Material:
--- --- ---
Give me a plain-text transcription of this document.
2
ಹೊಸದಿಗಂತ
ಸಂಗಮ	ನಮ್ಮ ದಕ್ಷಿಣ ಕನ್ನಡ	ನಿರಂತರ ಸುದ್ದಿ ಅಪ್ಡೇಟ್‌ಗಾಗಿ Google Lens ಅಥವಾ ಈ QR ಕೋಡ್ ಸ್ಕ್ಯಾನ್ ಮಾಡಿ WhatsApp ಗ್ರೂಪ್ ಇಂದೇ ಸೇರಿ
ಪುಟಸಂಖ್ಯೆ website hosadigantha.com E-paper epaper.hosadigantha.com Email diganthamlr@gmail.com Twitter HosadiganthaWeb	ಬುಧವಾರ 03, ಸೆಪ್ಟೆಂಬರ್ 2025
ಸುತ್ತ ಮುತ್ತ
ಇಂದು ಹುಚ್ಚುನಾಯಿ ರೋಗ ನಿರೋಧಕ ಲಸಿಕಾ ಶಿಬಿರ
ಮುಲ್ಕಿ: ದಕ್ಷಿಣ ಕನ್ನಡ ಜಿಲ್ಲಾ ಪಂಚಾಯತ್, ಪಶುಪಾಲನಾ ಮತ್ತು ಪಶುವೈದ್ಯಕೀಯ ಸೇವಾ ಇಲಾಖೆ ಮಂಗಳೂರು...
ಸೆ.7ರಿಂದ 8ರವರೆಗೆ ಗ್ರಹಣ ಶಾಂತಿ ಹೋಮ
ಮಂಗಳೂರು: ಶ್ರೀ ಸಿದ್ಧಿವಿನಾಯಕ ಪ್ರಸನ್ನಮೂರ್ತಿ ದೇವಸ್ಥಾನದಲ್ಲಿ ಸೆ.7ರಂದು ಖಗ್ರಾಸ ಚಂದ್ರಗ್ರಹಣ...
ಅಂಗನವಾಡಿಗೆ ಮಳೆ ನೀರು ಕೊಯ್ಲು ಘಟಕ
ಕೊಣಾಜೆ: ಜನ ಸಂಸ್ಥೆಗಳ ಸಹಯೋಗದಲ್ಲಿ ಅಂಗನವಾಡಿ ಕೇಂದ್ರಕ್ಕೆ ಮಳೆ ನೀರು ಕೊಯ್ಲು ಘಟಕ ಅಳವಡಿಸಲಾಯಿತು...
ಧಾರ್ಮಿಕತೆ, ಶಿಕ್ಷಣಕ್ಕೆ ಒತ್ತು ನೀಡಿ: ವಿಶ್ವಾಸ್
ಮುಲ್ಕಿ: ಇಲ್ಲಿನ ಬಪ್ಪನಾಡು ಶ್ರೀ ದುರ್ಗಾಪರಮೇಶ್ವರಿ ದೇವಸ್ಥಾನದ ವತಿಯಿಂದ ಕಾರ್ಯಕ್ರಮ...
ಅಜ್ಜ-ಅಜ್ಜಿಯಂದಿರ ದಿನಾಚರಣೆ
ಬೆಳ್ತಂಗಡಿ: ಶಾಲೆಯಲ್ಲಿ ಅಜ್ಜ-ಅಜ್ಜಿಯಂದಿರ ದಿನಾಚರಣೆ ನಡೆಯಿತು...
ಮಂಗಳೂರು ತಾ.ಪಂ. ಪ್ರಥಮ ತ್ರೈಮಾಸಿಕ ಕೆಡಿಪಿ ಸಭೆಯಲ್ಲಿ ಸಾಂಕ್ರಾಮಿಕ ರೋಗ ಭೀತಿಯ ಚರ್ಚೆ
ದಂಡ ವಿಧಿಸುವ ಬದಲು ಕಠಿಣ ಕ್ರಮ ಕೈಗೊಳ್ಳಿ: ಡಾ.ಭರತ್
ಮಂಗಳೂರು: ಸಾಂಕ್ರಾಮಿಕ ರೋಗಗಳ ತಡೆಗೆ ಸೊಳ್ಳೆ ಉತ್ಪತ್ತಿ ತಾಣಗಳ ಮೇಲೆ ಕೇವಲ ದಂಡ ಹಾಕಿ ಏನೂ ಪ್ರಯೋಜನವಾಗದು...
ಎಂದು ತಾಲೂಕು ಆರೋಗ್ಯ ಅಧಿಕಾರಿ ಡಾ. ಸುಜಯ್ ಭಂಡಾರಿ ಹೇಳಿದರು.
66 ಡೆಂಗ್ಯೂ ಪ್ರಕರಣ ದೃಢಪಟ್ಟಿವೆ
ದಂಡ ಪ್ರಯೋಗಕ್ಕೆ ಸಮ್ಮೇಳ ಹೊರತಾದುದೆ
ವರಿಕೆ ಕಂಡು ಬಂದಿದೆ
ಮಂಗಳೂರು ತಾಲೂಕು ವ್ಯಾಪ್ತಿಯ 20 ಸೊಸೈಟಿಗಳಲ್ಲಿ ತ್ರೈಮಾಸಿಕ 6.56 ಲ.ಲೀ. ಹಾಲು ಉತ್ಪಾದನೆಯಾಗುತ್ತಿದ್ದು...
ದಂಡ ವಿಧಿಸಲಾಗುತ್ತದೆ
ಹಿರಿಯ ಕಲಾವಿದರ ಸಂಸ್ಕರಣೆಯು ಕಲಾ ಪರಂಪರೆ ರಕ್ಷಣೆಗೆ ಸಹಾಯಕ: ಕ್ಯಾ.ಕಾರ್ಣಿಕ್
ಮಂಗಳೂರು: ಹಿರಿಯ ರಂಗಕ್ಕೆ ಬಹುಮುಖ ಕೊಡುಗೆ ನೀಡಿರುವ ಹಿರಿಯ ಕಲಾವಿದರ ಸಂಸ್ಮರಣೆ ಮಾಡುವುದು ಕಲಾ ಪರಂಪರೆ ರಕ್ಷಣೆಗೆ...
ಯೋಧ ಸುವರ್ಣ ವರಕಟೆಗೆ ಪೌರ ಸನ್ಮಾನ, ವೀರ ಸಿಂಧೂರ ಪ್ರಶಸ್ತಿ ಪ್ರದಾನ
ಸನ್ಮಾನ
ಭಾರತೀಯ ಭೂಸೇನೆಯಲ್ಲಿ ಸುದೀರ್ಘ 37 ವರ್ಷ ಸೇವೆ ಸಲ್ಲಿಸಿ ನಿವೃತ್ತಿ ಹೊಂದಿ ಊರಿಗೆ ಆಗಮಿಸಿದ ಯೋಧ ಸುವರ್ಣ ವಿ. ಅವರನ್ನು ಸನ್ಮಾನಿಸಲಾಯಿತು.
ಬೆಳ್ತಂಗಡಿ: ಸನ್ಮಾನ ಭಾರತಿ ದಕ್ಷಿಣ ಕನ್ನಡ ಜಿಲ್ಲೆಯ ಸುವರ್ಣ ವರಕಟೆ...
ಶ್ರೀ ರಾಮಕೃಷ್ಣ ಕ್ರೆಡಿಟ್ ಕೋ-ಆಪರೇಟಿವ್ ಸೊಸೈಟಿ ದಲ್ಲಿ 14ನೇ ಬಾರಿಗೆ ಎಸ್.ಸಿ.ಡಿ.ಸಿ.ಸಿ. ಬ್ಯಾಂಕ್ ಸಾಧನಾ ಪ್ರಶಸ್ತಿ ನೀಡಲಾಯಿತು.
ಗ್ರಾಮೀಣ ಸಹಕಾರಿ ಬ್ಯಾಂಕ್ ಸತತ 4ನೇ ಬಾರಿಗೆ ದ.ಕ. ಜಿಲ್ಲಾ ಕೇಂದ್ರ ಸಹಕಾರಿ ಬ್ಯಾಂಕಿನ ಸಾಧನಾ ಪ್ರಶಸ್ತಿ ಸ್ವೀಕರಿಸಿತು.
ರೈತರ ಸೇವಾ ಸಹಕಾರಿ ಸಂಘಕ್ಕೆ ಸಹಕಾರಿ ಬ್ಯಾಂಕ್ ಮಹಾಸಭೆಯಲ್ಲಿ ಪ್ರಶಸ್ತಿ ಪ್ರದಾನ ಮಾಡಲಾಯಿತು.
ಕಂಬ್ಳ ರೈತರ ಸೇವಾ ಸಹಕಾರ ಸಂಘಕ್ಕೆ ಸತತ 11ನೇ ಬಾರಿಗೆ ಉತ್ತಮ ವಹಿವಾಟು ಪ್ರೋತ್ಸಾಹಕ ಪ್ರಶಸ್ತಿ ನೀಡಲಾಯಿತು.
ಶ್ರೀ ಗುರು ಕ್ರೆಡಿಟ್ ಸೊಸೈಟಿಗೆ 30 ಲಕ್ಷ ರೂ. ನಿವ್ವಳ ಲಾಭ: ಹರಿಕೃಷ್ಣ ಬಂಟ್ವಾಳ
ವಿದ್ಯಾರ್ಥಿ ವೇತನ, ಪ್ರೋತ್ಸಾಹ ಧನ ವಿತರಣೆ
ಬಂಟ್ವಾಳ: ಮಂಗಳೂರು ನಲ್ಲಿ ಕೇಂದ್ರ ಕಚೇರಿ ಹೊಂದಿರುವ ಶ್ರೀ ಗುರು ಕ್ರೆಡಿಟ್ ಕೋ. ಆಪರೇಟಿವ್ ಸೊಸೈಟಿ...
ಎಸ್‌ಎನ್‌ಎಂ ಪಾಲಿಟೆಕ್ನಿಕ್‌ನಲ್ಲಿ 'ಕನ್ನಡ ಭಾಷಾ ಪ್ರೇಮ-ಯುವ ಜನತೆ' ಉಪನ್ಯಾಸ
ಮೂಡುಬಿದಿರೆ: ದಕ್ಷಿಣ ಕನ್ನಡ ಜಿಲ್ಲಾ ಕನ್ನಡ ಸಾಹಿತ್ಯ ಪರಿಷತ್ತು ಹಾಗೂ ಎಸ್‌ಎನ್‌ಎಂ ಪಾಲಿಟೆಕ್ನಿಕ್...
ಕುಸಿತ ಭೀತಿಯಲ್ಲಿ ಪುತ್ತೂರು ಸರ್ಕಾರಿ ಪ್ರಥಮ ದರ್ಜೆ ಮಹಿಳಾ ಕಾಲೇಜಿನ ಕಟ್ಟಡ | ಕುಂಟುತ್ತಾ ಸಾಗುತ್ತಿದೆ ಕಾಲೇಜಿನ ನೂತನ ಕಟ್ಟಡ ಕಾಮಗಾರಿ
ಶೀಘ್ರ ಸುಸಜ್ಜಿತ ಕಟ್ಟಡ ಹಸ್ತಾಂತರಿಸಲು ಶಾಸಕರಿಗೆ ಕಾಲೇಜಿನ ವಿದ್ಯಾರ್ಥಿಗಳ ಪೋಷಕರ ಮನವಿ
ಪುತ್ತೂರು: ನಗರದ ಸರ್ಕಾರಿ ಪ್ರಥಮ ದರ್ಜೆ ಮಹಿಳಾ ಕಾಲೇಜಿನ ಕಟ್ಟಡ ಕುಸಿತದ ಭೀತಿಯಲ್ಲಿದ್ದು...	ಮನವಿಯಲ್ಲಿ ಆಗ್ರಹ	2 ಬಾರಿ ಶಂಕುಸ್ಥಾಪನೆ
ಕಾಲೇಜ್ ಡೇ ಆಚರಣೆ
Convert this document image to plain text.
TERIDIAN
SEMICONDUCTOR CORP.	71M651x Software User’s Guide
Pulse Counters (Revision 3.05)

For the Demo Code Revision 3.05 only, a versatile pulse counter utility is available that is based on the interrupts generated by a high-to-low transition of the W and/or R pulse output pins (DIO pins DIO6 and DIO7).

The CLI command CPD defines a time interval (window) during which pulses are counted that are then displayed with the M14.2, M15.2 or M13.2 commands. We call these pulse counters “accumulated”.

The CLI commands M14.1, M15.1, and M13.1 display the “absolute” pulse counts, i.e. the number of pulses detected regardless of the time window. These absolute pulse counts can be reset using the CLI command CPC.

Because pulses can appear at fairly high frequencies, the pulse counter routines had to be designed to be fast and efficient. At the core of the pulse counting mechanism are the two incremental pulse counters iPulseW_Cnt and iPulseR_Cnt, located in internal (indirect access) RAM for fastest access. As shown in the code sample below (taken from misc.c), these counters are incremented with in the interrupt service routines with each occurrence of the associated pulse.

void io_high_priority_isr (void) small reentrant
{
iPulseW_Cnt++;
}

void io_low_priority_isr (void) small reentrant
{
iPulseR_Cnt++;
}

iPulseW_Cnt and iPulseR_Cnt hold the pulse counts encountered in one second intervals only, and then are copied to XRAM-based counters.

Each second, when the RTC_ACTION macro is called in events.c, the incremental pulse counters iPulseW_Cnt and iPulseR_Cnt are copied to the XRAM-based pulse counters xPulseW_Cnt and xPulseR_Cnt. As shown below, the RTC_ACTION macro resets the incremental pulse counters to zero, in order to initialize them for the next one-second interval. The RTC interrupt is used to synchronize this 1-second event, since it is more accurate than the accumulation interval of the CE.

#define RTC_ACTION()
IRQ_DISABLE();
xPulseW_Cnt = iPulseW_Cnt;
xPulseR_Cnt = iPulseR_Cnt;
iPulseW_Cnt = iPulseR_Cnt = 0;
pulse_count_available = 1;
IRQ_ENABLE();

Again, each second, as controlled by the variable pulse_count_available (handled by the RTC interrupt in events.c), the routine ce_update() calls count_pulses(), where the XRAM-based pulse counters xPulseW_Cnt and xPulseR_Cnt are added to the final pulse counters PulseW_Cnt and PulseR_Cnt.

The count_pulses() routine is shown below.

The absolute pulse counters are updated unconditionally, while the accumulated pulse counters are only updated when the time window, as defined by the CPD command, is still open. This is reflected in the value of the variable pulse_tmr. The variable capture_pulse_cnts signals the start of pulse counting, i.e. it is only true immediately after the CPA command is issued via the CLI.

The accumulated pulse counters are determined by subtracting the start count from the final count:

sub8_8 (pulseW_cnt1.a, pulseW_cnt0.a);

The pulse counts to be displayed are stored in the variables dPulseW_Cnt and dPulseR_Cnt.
--- --- ---
Exercise: Say how many lines of the material contain the word "small", with no other text.

Response to this task: 2